▸ REQUIREMENT
Scan the entries below and count the lines holding the string "correction". Supply only the number.

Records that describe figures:
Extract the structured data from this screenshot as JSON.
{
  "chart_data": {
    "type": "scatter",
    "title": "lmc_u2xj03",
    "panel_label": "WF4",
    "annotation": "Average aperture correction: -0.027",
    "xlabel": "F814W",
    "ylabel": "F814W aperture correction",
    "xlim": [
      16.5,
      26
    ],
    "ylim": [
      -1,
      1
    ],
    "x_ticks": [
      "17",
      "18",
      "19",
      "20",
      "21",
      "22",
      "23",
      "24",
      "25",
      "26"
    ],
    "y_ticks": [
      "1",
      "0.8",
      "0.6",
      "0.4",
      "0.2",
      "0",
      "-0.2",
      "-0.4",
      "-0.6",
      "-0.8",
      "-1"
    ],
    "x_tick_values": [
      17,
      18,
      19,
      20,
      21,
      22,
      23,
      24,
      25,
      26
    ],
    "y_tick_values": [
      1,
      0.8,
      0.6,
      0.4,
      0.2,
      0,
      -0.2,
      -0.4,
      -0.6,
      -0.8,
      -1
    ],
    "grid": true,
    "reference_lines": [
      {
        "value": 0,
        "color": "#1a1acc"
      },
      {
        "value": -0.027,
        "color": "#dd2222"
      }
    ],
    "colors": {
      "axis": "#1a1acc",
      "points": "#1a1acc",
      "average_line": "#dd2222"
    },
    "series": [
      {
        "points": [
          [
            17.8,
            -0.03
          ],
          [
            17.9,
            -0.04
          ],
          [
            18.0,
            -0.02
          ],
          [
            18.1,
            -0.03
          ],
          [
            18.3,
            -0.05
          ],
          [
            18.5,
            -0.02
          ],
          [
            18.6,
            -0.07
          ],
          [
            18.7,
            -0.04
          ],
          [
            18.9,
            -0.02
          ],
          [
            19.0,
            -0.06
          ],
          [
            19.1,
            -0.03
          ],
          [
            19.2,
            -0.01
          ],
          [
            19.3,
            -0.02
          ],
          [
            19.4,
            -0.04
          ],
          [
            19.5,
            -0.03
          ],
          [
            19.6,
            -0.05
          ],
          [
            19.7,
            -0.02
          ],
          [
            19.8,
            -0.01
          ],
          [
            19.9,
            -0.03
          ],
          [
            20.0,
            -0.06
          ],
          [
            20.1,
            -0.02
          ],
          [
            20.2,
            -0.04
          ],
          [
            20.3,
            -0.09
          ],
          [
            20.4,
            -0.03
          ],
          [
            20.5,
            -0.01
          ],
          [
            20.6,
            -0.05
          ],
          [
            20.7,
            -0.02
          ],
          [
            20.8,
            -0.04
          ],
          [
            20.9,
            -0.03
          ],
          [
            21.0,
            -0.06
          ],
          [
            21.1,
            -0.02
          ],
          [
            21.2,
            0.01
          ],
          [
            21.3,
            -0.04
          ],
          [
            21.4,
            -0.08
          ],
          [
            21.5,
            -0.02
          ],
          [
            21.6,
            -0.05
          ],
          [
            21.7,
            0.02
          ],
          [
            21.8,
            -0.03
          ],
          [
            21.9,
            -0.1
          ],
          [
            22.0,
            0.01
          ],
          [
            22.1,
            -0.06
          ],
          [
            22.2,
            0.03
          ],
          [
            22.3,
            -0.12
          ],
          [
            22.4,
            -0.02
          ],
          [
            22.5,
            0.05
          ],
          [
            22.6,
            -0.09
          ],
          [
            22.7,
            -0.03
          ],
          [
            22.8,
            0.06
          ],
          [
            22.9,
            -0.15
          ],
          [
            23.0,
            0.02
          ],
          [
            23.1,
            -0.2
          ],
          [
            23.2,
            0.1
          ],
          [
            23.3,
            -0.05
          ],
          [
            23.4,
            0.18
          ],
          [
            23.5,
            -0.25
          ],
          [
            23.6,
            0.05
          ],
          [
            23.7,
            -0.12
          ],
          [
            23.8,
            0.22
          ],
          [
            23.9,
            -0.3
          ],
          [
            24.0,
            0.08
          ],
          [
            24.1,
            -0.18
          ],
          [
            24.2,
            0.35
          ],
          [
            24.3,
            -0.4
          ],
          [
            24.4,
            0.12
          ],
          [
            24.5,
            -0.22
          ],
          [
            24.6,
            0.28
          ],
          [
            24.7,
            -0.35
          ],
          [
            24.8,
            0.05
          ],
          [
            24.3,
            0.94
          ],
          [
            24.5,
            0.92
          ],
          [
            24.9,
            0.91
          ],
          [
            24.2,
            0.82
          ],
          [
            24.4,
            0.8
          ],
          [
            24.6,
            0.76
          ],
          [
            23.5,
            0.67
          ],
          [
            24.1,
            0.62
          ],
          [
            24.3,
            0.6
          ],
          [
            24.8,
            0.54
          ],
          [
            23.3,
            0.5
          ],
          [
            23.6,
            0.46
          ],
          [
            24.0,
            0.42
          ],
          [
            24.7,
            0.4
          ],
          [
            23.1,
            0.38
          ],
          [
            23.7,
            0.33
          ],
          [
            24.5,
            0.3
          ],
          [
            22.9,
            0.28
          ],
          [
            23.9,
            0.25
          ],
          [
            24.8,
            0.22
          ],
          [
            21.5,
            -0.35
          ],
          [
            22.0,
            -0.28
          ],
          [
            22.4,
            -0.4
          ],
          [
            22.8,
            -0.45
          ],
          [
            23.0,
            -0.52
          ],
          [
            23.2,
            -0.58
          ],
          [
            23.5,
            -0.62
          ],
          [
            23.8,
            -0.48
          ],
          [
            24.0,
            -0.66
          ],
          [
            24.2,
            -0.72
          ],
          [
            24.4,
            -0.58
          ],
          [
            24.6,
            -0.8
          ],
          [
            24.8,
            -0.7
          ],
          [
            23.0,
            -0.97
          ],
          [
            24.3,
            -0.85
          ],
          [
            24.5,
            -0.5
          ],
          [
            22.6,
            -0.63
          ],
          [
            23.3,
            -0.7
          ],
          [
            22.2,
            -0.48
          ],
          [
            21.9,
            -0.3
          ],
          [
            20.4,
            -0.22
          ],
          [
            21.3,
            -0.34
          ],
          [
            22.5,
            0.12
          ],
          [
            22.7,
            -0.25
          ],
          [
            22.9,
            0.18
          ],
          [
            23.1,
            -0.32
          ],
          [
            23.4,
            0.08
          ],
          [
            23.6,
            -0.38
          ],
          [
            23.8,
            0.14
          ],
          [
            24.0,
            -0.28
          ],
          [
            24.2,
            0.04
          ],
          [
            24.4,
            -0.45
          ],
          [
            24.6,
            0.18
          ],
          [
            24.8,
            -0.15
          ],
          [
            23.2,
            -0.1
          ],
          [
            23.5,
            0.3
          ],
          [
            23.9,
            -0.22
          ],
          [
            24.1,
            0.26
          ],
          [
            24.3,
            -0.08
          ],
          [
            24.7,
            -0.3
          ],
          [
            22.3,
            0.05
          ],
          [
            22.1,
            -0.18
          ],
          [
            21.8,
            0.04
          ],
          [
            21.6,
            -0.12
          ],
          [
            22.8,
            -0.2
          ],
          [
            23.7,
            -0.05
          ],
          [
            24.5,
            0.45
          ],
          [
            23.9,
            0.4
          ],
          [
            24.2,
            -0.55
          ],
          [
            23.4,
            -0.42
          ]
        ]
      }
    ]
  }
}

▸ TASK RESULT
2